— Start of WORKING DATA —
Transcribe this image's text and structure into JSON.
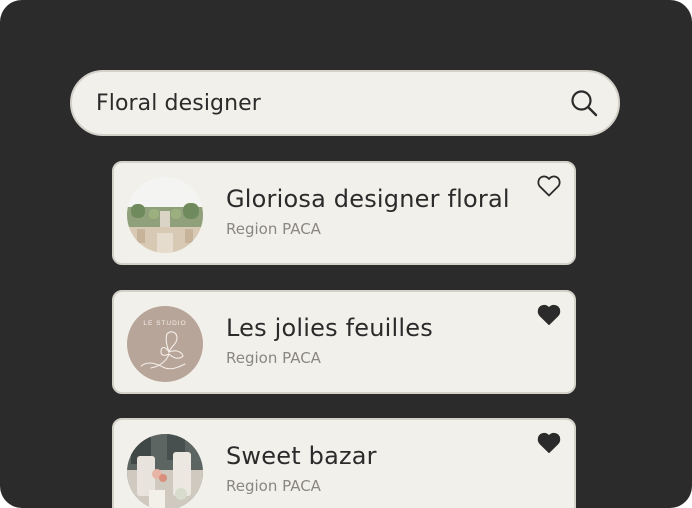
{
  "search": {
    "value": "Floral designer",
    "icon": "search-icon"
  },
  "results": [
    {
      "name": "Gloriosa designer floral",
      "region": "Region PACA",
      "favorite": false,
      "avatar": "garden-ceremony-photo"
    },
    {
      "name": "Les jolies feuilles",
      "region": "Region PACA",
      "favorite": true,
      "avatar": "le-studio-logo",
      "avatar_text": "LE STUDIO"
    },
    {
      "name": "Sweet bazar",
      "region": "Region PACA",
      "favorite": true,
      "avatar": "wedding-table-photo"
    }
  ],
  "colors": {
    "background": "#2b2b2b",
    "card": "#f2f0ea",
    "card_border": "#d4d1c9",
    "text": "#2b2b2b",
    "muted_text": "#8a8782",
    "logo_bg": "#b8a59a"
  }
}
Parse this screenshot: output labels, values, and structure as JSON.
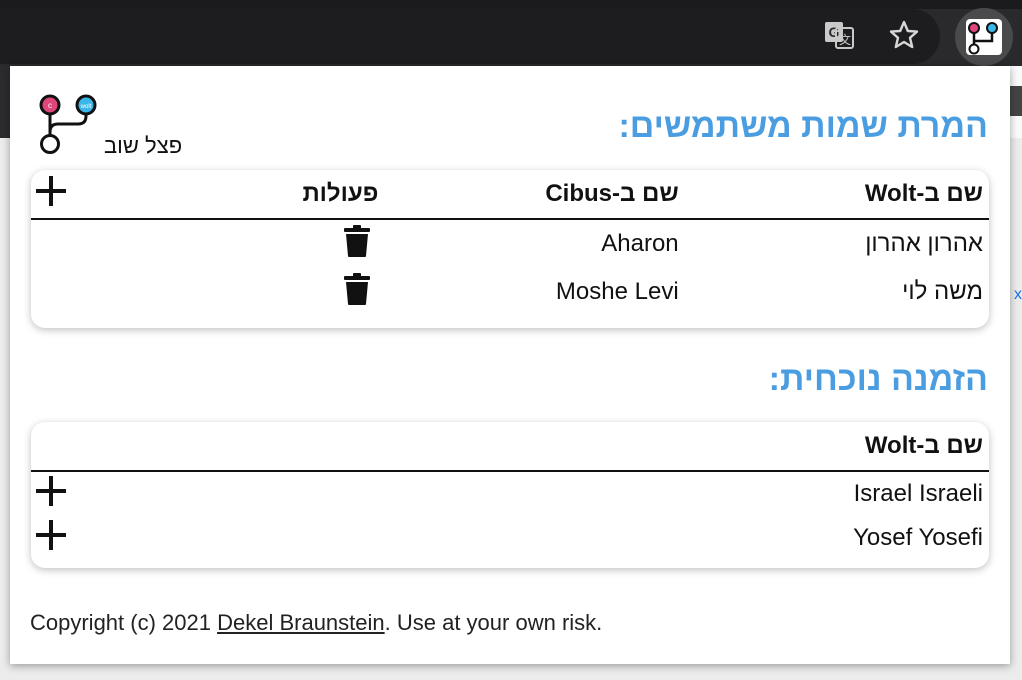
{
  "browser": {
    "translate_icon": "translate-icon",
    "bookmark_icon": "star-icon",
    "extension_icon": "branch-icon",
    "background_link_fragment": "x"
  },
  "popup": {
    "logo_text": "פצל שוב",
    "mappings_title": "המרת שמות משתמשים:",
    "mappings_table": {
      "headers": {
        "wolt": "שם ב-Wolt",
        "cibus": "שם ב-Cibus",
        "actions": "פעולות"
      },
      "add_icon": "plus-icon",
      "delete_icon": "trash-icon",
      "rows": [
        {
          "wolt": "אהרון אהרון",
          "cibus": "Aharon"
        },
        {
          "wolt": "משה לוי",
          "cibus": "Moshe Levi"
        }
      ]
    },
    "current_title": "הזמנה נוכחית:",
    "current_table": {
      "headers": {
        "wolt": "שם ב-Wolt"
      },
      "rows": [
        {
          "wolt": "Israel Israeli"
        },
        {
          "wolt": "Yosef Yosefi"
        }
      ]
    },
    "footer": {
      "prefix": "Copyright (c) 2021 ",
      "author": "Dekel Braunstein",
      "suffix": ". Use at your own risk."
    }
  },
  "colors": {
    "accent": "#4a9de0",
    "chrome_dark": "#2a2a2c"
  }
}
— End of WORKING DATA —
### BRIEF
Reproduce every line exactly and omit all pictures.

### EXERCISE ANSWER
Transcribe this image's text and structure into JSON.
{
  "search": {
    "value": "Floral designer",
    "icon": "search-icon"
  },
  "results": [
    {
      "name": "Gloriosa designer floral",
      "region": "Region PACA",
      "favorite": false,
      "avatar": "garden-ceremony-photo"
    },
    {
      "name": "Les jolies feuilles",
      "region": "Region PACA",
      "favorite": true,
      "avatar": "le-studio-logo",
      "avatar_text": "LE STUDIO"
    },
    {
      "name": "Sweet bazar",
      "region": "Region PACA",
      "favorite": true,
      "avatar": "wedding-table-photo"
    }
  ],
  "colors": {
    "background": "#2b2b2b",
    "card": "#f2f0ea",
    "card_border": "#d4d1c9",
    "text": "#2b2b2b",
    "muted_text": "#8a8782",
    "logo_bg": "#b8a59a"
  }
}
Parse this screenshot: output labels, values, and structure as JSON.
{
  "browser": {
    "translate_icon": "translate-icon",
    "bookmark_icon": "star-icon",
    "extension_icon": "branch-icon",
    "background_link_fragment": "x"
  },
  "popup": {
    "logo_text": "פצל שוב",
    "mappings_title": "המרת שמות משתמשים:",
    "mappings_table": {
      "headers": {
        "wolt": "שם ב-Wolt",
        "cibus": "שם ב-Cibus",
        "actions": "פעולות"
      },
      "add_icon": "plus-icon",
      "delete_icon": "trash-icon",
      "rows": [
        {
          "wolt": "אהרון אהרון",
          "cibus": "Aharon"
        },
        {
          "wolt": "משה לוי",
          "cibus": "Moshe Levi"
        }
      ]
    },
    "current_title": "הזמנה נוכחית:",
    "current_table": {
      "headers": {
        "wolt": "שם ב-Wolt"
      },
      "rows": [
        {
          "wolt": "Israel Israeli"
        },
        {
          "wolt": "Yosef Yosefi"
        }
      ]
    },
    "footer": {
      "prefix": "Copyright (c) 2021 ",
      "author": "Dekel Braunstein",
      "suffix": ". Use at your own risk."
    }
  },
  "colors": {
    "accent": "#4a9de0",
    "chrome_dark": "#2a2a2c"
  }
}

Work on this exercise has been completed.